>> begin Data provided

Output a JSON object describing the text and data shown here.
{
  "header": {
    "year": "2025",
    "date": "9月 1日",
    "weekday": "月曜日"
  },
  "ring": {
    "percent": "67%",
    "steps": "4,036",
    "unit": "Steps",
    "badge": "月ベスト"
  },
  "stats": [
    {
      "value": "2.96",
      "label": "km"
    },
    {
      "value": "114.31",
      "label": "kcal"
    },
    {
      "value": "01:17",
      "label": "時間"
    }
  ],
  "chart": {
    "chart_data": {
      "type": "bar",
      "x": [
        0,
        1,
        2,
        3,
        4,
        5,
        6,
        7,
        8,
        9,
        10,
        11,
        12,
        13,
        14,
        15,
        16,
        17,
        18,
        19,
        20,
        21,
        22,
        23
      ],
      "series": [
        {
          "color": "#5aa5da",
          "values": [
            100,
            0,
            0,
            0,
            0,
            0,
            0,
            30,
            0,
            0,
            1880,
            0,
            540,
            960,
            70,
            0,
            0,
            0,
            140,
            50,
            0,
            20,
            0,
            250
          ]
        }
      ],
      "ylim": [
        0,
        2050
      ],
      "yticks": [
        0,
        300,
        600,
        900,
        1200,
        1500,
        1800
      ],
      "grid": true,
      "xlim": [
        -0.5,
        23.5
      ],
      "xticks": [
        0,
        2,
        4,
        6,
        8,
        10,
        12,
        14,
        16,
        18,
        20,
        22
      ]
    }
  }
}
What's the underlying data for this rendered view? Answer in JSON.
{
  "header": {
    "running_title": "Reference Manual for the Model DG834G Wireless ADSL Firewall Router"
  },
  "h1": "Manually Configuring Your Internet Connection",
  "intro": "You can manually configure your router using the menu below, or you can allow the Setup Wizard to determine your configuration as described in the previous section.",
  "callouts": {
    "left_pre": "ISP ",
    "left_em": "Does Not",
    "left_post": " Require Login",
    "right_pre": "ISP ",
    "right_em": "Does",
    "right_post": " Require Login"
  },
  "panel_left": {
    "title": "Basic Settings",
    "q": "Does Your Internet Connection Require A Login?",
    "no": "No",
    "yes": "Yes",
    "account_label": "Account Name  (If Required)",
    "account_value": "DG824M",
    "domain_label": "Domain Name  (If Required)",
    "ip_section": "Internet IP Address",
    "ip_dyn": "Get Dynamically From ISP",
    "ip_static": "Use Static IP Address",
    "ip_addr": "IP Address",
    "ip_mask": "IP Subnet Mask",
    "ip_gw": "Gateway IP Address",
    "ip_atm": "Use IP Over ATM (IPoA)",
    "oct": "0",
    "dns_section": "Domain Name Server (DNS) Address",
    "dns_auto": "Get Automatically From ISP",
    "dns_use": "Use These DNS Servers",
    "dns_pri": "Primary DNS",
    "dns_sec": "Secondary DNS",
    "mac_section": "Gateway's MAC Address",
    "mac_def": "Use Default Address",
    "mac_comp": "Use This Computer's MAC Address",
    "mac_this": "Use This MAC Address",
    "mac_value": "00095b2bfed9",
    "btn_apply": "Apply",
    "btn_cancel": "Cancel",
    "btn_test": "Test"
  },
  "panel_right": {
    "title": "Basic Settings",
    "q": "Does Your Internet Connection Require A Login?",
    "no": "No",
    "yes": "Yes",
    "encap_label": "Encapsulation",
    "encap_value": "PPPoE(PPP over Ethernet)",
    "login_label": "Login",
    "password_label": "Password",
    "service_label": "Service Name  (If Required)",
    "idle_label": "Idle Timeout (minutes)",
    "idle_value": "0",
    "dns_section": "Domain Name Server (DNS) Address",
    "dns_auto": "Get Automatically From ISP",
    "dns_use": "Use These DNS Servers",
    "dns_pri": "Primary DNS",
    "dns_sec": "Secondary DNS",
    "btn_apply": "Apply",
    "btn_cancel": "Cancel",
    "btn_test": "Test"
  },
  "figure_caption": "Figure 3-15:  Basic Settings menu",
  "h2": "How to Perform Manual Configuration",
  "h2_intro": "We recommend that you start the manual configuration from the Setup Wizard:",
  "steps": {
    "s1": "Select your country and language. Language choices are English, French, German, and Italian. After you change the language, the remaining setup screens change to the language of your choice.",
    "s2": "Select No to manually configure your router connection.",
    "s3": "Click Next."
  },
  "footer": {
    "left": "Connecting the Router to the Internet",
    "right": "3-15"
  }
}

>> end Data provided

Task description -> The listing above must be transcribed exactly, line by line.

The completed task ->
Output a JSON object describing the text and data shown here.
{
  "header": {
    "year": "2025",
    "date": "9月 1日",
    "weekday": "月曜日"
  },
  "ring": {
    "percent": "67%",
    "steps": "4,036",
    "unit": "Steps",
    "badge": "月ベスト"
  },
  "stats": [
    {
      "value": "2.96",
      "label": "km"
    },
    {
      "value": "114.31",
      "label": "kcal"
    },
    {
      "value": "01:17",
      "label": "時間"
    }
  ],
  "chart": {
    "chart_data": {
      "type": "bar",
      "x": [
        0,
        1,
        2,
        3,
        4,
        5,
        6,
        7,
        8,
        9,
        10,
        11,
        12,
        13,
        14,
        15,
        16,
        17,
        18,
        19,
        20,
        21,
        22,
        23
      ],
      "series": [
        {
          "color": "#5aa5da",
          "values": [
            100,
            0,
            0,
            0,
            0,
            0,
            0,
            30,
            0,
            0,
            1880,
            0,
            540,
            960,
            70,
            0,
            0,
            0,
            140,
            50,
            0,
            20,
            0,
            250
          ]
        }
      ],
      "ylim": [
        0,
        2050
      ],
      "yticks": [
        0,
        300,
        600,
        900,
        1200,
        1500,
        1800
      ],
      "grid": true,
      "xlim": [
        -0.5,
        23.5
      ],
      "xticks": [
        0,
        2,
        4,
        6,
        8,
        10,
        12,
        14,
        16,
        18,
        20,
        22
      ]
    }
  }
}
What's the underlying data for this rendered view? Answer in JSON.
{
  "header": {
    "running_title": "Reference Manual for the Model DG834G Wireless ADSL Firewall Router"
  },
  "h1": "Manually Configuring Your Internet Connection",
  "intro": "You can manually configure your router using the menu below, or you can allow the Setup Wizard to determine your configuration as described in the previous section.",
  "callouts": {
    "left_pre": "ISP ",
    "left_em": "Does Not",
    "left_post": " Require Login",
    "right_pre": "ISP ",
    "right_em": "Does",
    "right_post": " Require Login"
  },
  "panel_left": {
    "title": "Basic Settings",
    "q": "Does Your Internet Connection Require A Login?",
    "no": "No",
    "yes": "Yes",
    "account_label": "Account Name  (If Required)",
    "account_value": "DG824M",
    "domain_label": "Domain Name  (If Required)",
    "ip_section": "Internet IP Address",
    "ip_dyn": "Get Dynamically From ISP",
    "ip_static": "Use Static IP Address",
    "ip_addr": "IP Address",
    "ip_mask": "IP Subnet Mask",
    "ip_gw": "Gateway IP Address",
    "ip_atm": "Use IP Over ATM (IPoA)",
    "oct": "0",
    "dns_section": "Domain Name Server (DNS) Address",
    "dns_auto": "Get Automatically From ISP",
    "dns_use": "Use These DNS Servers",
    "dns_pri": "Primary DNS",
    "dns_sec": "Secondary DNS",
    "mac_section": "Gateway's MAC Address",
    "mac_def": "Use Default Address",
    "mac_comp": "Use This Computer's MAC Address",
    "mac_this": "Use This MAC Address",
    "mac_value": "00095b2bfed9",
    "btn_apply": "Apply",
    "btn_cancel": "Cancel",
    "btn_test": "Test"
  },
  "panel_right": {
    "title": "Basic Settings",
    "q": "Does Your Internet Connection Require A Login?",
    "no": "No",
    "yes": "Yes",
    "encap_label": "Encapsulation",
    "encap_value": "PPPoE(PPP over Ethernet)",
    "login_label": "Login",
    "password_label": "Password",
    "service_label": "Service Name  (If Required)",
    "idle_label": "Idle Timeout (minutes)",
    "idle_value": "0",
    "dns_section": "Domain Name Server (DNS) Address",
    "dns_auto": "Get Automatically From ISP",
    "dns_use": "Use These DNS Servers",
    "dns_pri": "Primary DNS",
    "dns_sec": "Secondary DNS",
    "btn_apply": "Apply",
    "btn_cancel": "Cancel",
    "btn_test": "Test"
  },
  "figure_caption": "Figure 3-15:  Basic Settings menu",
  "h2": "How to Perform Manual Configuration",
  "h2_intro": "We recommend that you start the manual configuration from the Setup Wizard:",
  "steps": {
    "s1": "Select your country and language. Language choices are English, French, German, and Italian. After you change the language, the remaining setup screens change to the language of your choice.",
    "s2": "Select No to manually configure your router connection.",
    "s3": "Click Next."
  },
  "footer": {
    "left": "Connecting the Router to the Internet",
    "right": "3-15"
  }
}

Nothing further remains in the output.